** START OF Input records **
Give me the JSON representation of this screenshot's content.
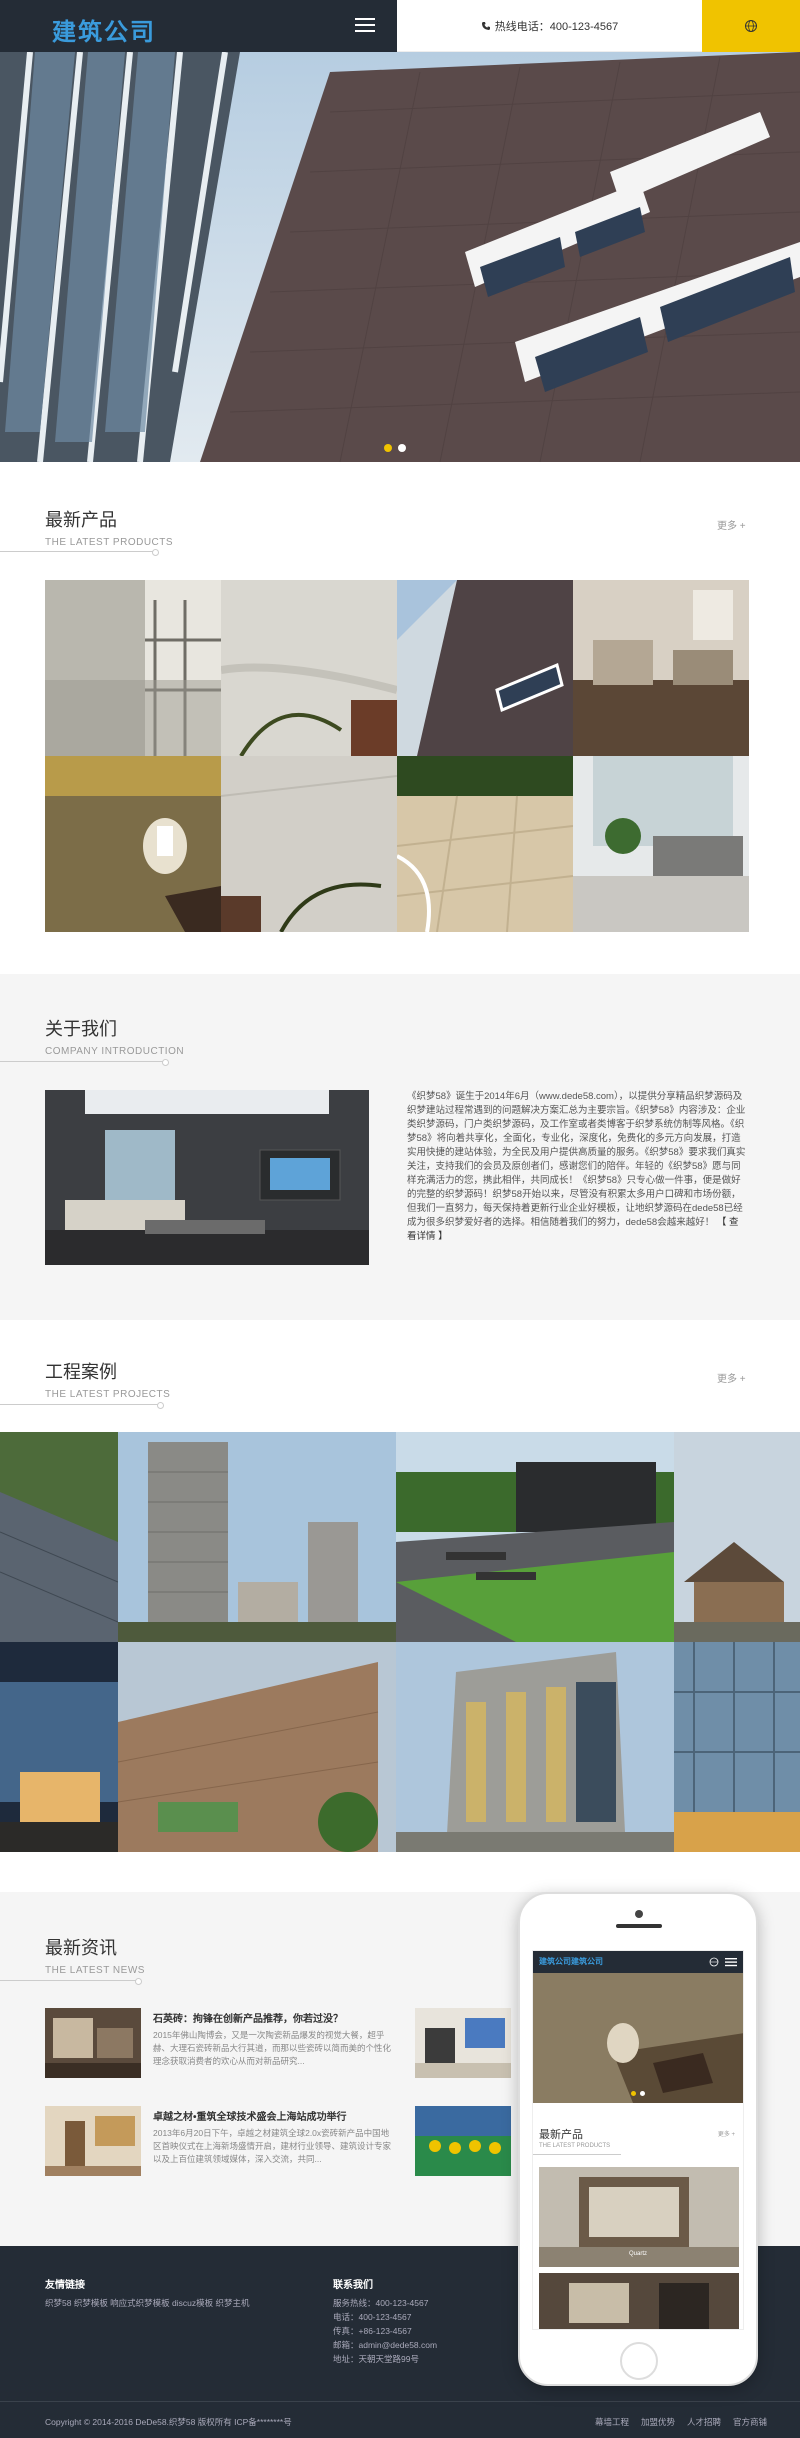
{
  "header": {
    "logo_text": "建筑公司",
    "phone_text": "热线电话：400-123-4567",
    "icons": {
      "menu": "menu-icon",
      "phone": "phone-icon",
      "language": "globe-icon"
    },
    "colors": {
      "dark": "#242c36",
      "accent": "#f0c300",
      "logo": "#3a9bdc"
    }
  },
  "banner": {
    "slides": 2,
    "active_slide": 1
  },
  "products": {
    "title": "最新产品",
    "subtitle": "THE LATEST PRODUCTS",
    "more": "更多 +"
  },
  "about": {
    "title": "关于我们",
    "subtitle": "COMPANY INTRODUCTION",
    "text": "《织梦58》诞生于2014年6月（www.dede58.com），以提供分享精品织梦源码及织梦建站过程常遇到的问题解决方案汇总为主要宗旨。《织梦58》内容涉及：企业类织梦源码，门户类织梦源码，及工作室或者类博客于织梦系统仿制等风格。《织梦58》将向着共享化，全面化，专业化，深度化，免费化的多元方向发展，打造实用快捷的建站体验，为全民及用户提供高质量的服务。《织梦58》要求我们真实关注，支持我们的会员及原创者们，感谢您们的陪伴。年轻的《织梦58》愿与同样充满活力的您，携此相伴，共同成长！《织梦58》只专心做一件事，便是做好的完整的织梦源码！织梦58开始以来，尽管没有积累太多用户口碑和市场份额，但我们一直努力，每天保持着更新行业企业好模板，让地织梦源码在dede58已经成为很多织梦爱好者的选择。相信随着我们的努力，dede58会越来越好！",
    "more": "【 查看详情 】"
  },
  "cases": {
    "title": "工程案例",
    "subtitle": "THE LATEST PROJECTS",
    "more": "更多 +"
  },
  "news": {
    "title": "最新资讯",
    "subtitle": "THE LATEST NEWS",
    "items": [
      {
        "title": "石英砖：拘锋在创新产品推荐，你若过没？",
        "desc": "2015年佛山陶博会，又是一次陶瓷新品爆发的视觉大餐，超乎赫、大理石瓷砖新品大行其道，而那以些瓷砖以简而美的个性化理念获取消费者的欢心从而对新品研究..."
      },
      {
        "title": "卓越之材•重筑全球技术盛会上海站成功举行",
        "desc": "2013年6月20日下午，卓越之材建筑全球2.0x瓷砖新产品中国地区首映仪式在上海新场盛情开启，建材行业领导、建筑设计专家以及上百位建筑领域媒体，深入交流，共同..."
      }
    ]
  },
  "footer": {
    "links_title": "友情链接",
    "links_text": "织梦58 织梦模板 响应式织梦模板 discuz模板 织梦主机",
    "contact_title": "联系我们",
    "contact_lines": [
      "服务热线：400-123-4567",
      "电话：400-123-4567",
      "传真：+86-123-4567",
      "邮箱：admin@dede58.com",
      "地址：天朝天堂路99号"
    ],
    "copyright": "Copyright © 2014-2016 DeDe58.织梦58 版权所有    ICP备********号",
    "bottom_links": [
      "幕墙工程",
      "加盟优势",
      "人才招聘",
      "官方商铺"
    ]
  },
  "phone_preview": {
    "logo": "建筑公司建筑公司",
    "section_title": "最新产品",
    "section_sub": "THE LATEST PRODUCTS",
    "more": "更多 +",
    "caption": "Quartz"
  }
}
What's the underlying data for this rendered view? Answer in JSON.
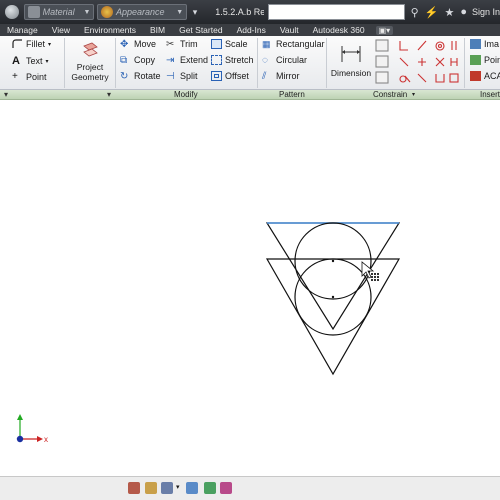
{
  "titlebar": {
    "material": "Material",
    "appearance": "Appearance",
    "document_title": "1.5.2.A.b Re...",
    "sign_in": "Sign In"
  },
  "tabs": [
    "Manage",
    "View",
    "Environments",
    "BIM",
    "Get Started",
    "Add-Ins",
    "Vault",
    "Autodesk 360"
  ],
  "ribbon": {
    "draw_group": [
      {
        "label": "Fillet"
      },
      {
        "label": "Text"
      },
      {
        "label": "Point"
      }
    ],
    "project_geometry": [
      "Project",
      "Geometry"
    ],
    "modify": [
      {
        "label": "Move"
      },
      {
        "label": "Copy"
      },
      {
        "label": "Rotate"
      },
      {
        "label": "Trim"
      },
      {
        "label": "Extend"
      },
      {
        "label": "Split"
      },
      {
        "label": "Scale"
      },
      {
        "label": "Stretch"
      },
      {
        "label": "Offset"
      }
    ],
    "pattern": [
      {
        "label": "Rectangular"
      },
      {
        "label": "Circular"
      },
      {
        "label": "Mirror"
      }
    ],
    "dimension": "Dimension",
    "insert": [
      {
        "label": "Ima"
      },
      {
        "label": "Poin"
      },
      {
        "label": "ACA"
      }
    ]
  },
  "panels": {
    "modify": "Modify",
    "pattern": "Pattern",
    "constrain": "Constrain",
    "insert": "Insert"
  },
  "axis": {
    "x_label": "x"
  },
  "colors": {
    "title_bg": "#2b2e33",
    "panel_label_bg": "#c8dcc0",
    "selected_line": "#4a90d9",
    "axis_x": "#cc2222",
    "axis_y": "#22aa22",
    "origin": "#1a2fa0"
  }
}
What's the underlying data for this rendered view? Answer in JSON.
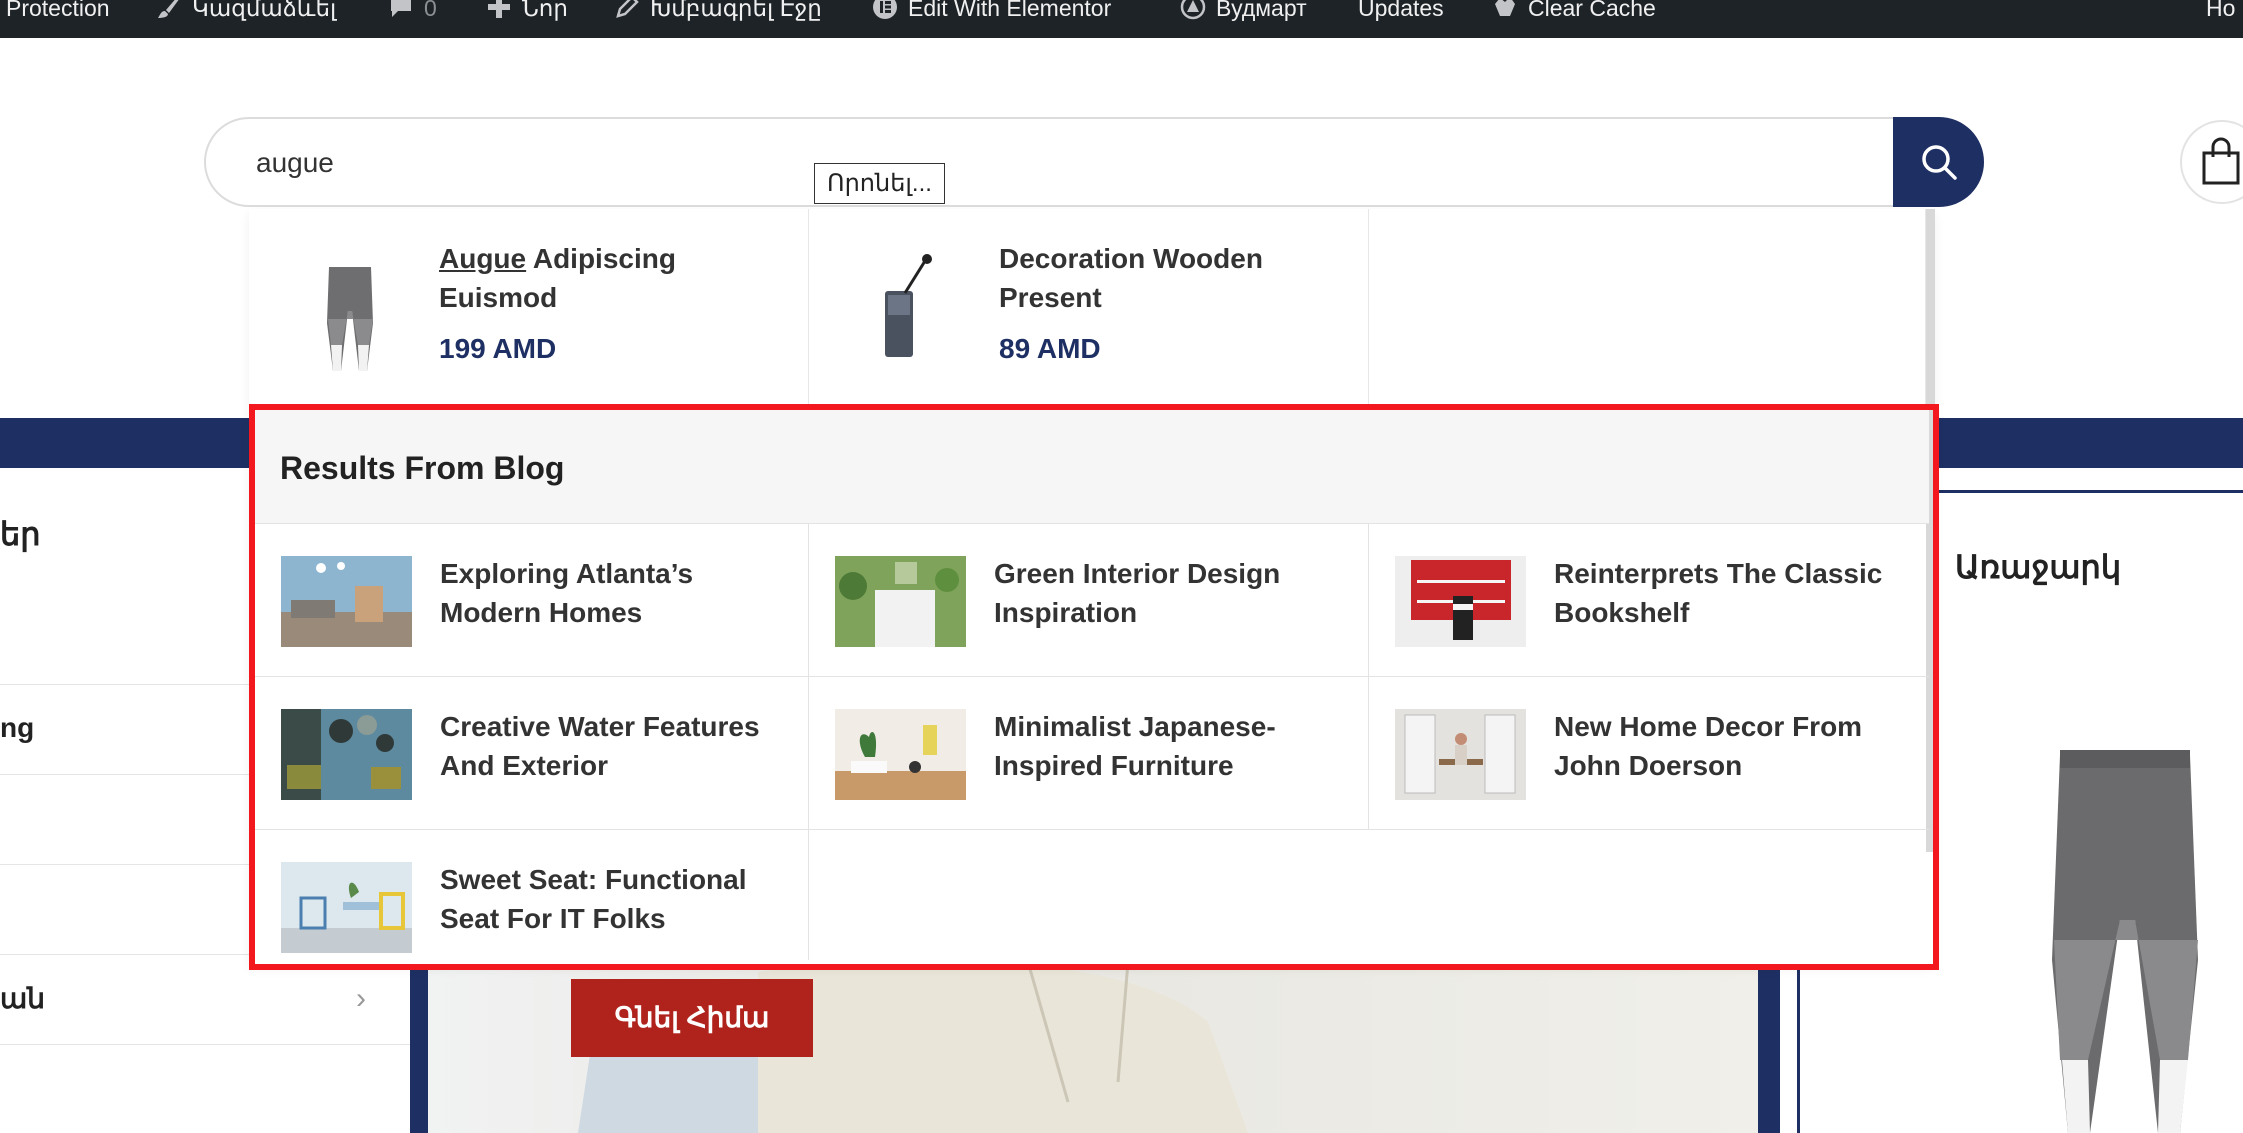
** END OF Input records **
_Your goal_. Pictures in the records above should not be copied. Repeat everything else exactly.

_Task response_.
Give me the JSON representation of this screenshot's content.
{
  "header": {
    "logo_text": "建筑公司",
    "phone_text": "热线电话：400-123-4567",
    "icons": {
      "menu": "menu-icon",
      "phone": "phone-icon",
      "language": "globe-icon"
    },
    "colors": {
      "dark": "#242c36",
      "accent": "#f0c300",
      "logo": "#3a9bdc"
    }
  },
  "banner": {
    "slides": 2,
    "active_slide": 1
  },
  "products": {
    "title": "最新产品",
    "subtitle": "THE LATEST PRODUCTS",
    "more": "更多 +"
  },
  "about": {
    "title": "关于我们",
    "subtitle": "COMPANY INTRODUCTION",
    "text": "《织梦58》诞生于2014年6月（www.dede58.com），以提供分享精品织梦源码及织梦建站过程常遇到的问题解决方案汇总为主要宗旨。《织梦58》内容涉及：企业类织梦源码，门户类织梦源码，及工作室或者类博客于织梦系统仿制等风格。《织梦58》将向着共享化，全面化，专业化，深度化，免费化的多元方向发展，打造实用快捷的建站体验，为全民及用户提供高质量的服务。《织梦58》要求我们真实关注，支持我们的会员及原创者们，感谢您们的陪伴。年轻的《织梦58》愿与同样充满活力的您，携此相伴，共同成长！《织梦58》只专心做一件事，便是做好的完整的织梦源码！织梦58开始以来，尽管没有积累太多用户口碑和市场份额，但我们一直努力，每天保持着更新行业企业好模板，让地织梦源码在dede58已经成为很多织梦爱好者的选择。相信随着我们的努力，dede58会越来越好！",
    "more": "【 查看详情 】"
  },
  "cases": {
    "title": "工程案例",
    "subtitle": "THE LATEST PROJECTS",
    "more": "更多 +"
  },
  "news": {
    "title": "最新资讯",
    "subtitle": "THE LATEST NEWS",
    "items": [
      {
        "title": "石英砖：拘锋在创新产品推荐，你若过没？",
        "desc": "2015年佛山陶博会，又是一次陶瓷新品爆发的视觉大餐，超乎赫、大理石瓷砖新品大行其道，而那以些瓷砖以简而美的个性化理念获取消费者的欢心从而对新品研究..."
      },
      {
        "title": "卓越之材•重筑全球技术盛会上海站成功举行",
        "desc": "2013年6月20日下午，卓越之材建筑全球2.0x瓷砖新产品中国地区首映仪式在上海新场盛情开启，建材行业领导、建筑设计专家以及上百位建筑领域媒体，深入交流，共同..."
      }
    ]
  },
  "footer": {
    "links_title": "友情链接",
    "links_text": "织梦58 织梦模板 响应式织梦模板 discuz模板 织梦主机",
    "contact_title": "联系我们",
    "contact_lines": [
      "服务热线：400-123-4567",
      "电话：400-123-4567",
      "传真：+86-123-4567",
      "邮箱：admin@dede58.com",
      "地址：天朝天堂路99号"
    ],
    "copyright": "Copyright © 2014-2016 DeDe58.织梦58 版权所有    ICP备********号",
    "bottom_links": [
      "幕墙工程",
      "加盟优势",
      "人才招聘",
      "官方商铺"
    ]
  },
  "phone_preview": {
    "logo": "建筑公司建筑公司",
    "section_title": "最新产品",
    "section_sub": "THE LATEST PRODUCTS",
    "more": "更多 +",
    "caption": "Quartz"
  }
}
What's the underlying data for this rendered view? Answer in JSON.
{
  "titlebar": {
    "material": "Material",
    "appearance": "Appearance",
    "document_title": "1.5.2.A.b Re...",
    "sign_in": "Sign In"
  },
  "tabs": [
    "Manage",
    "View",
    "Environments",
    "BIM",
    "Get Started",
    "Add-Ins",
    "Vault",
    "Autodesk 360"
  ],
  "ribbon": {
    "draw_group": [
      {
        "label": "Fillet"
      },
      {
        "label": "Text"
      },
      {
        "label": "Point"
      }
    ],
    "project_geometry": [
      "Project",
      "Geometry"
    ],
    "modify": [
      {
        "label": "Move"
      },
      {
        "label": "Copy"
      },
      {
        "label": "Rotate"
      },
      {
        "label": "Trim"
      },
      {
        "label": "Extend"
      },
      {
        "label": "Split"
      },
      {
        "label": "Scale"
      },
      {
        "label": "Stretch"
      },
      {
        "label": "Offset"
      }
    ],
    "pattern": [
      {
        "label": "Rectangular"
      },
      {
        "label": "Circular"
      },
      {
        "label": "Mirror"
      }
    ],
    "dimension": "Dimension",
    "insert": [
      {
        "label": "Ima"
      },
      {
        "label": "Poin"
      },
      {
        "label": "ACA"
      }
    ]
  },
  "panels": {
    "modify": "Modify",
    "pattern": "Pattern",
    "constrain": "Constrain",
    "insert": "Insert"
  },
  "axis": {
    "x_label": "x"
  },
  "colors": {
    "title_bg": "#2b2e33",
    "panel_label_bg": "#c8dcc0",
    "selected_line": "#4a90d9",
    "axis_x": "#cc2222",
    "axis_y": "#22aa22",
    "origin": "#1a2fa0"
  }
}
What's the underlying data for this rendered view? Answer in JSON.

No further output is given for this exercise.